» **GIVEN TASK**: The material below should be written out in full and exactly; pictures stay out of the copy.

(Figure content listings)
☆ ☆ ☆

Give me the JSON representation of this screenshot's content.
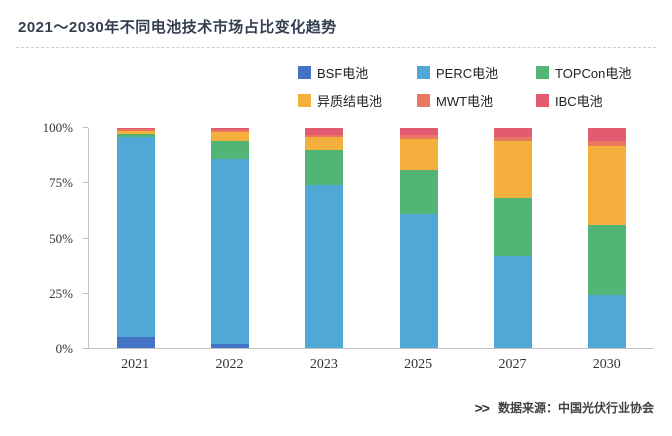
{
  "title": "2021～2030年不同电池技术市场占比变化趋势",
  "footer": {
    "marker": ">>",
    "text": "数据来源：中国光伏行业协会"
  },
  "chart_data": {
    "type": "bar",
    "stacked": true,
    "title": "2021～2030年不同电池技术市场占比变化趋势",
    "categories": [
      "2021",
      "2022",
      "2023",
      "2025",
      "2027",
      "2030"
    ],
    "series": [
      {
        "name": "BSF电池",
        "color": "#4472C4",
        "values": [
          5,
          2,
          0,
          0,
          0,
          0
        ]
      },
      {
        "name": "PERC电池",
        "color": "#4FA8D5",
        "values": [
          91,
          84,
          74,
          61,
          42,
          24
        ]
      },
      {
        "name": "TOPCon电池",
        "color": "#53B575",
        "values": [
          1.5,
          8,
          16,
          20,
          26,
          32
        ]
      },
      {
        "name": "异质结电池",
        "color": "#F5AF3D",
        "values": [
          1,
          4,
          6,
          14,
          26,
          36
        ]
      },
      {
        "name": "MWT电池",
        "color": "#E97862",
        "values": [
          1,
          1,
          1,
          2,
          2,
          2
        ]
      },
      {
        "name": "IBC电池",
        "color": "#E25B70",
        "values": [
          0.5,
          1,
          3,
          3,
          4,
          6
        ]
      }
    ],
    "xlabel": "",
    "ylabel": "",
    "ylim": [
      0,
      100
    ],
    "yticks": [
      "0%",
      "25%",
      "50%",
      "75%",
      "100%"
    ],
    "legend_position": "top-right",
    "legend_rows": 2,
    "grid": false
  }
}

☆ ☆ ☆

» **SOLUTION TO THIS PROBLEM**:
Give me the JSON representation of this screenshot's content.
{
  "title": "2021～2030年不同电池技术市场占比变化趋势",
  "footer": {
    "marker": ">>",
    "text": "数据来源：中国光伏行业协会"
  },
  "chart_data": {
    "type": "bar",
    "stacked": true,
    "title": "2021～2030年不同电池技术市场占比变化趋势",
    "categories": [
      "2021",
      "2022",
      "2023",
      "2025",
      "2027",
      "2030"
    ],
    "series": [
      {
        "name": "BSF电池",
        "color": "#4472C4",
        "values": [
          5,
          2,
          0,
          0,
          0,
          0
        ]
      },
      {
        "name": "PERC电池",
        "color": "#4FA8D5",
        "values": [
          91,
          84,
          74,
          61,
          42,
          24
        ]
      },
      {
        "name": "TOPCon电池",
        "color": "#53B575",
        "values": [
          1.5,
          8,
          16,
          20,
          26,
          32
        ]
      },
      {
        "name": "异质结电池",
        "color": "#F5AF3D",
        "values": [
          1,
          4,
          6,
          14,
          26,
          36
        ]
      },
      {
        "name": "MWT电池",
        "color": "#E97862",
        "values": [
          1,
          1,
          1,
          2,
          2,
          2
        ]
      },
      {
        "name": "IBC电池",
        "color": "#E25B70",
        "values": [
          0.5,
          1,
          3,
          3,
          4,
          6
        ]
      }
    ],
    "xlabel": "",
    "ylabel": "",
    "ylim": [
      0,
      100
    ],
    "yticks": [
      "0%",
      "25%",
      "50%",
      "75%",
      "100%"
    ],
    "legend_position": "top-right",
    "legend_rows": 2,
    "grid": false
  }
}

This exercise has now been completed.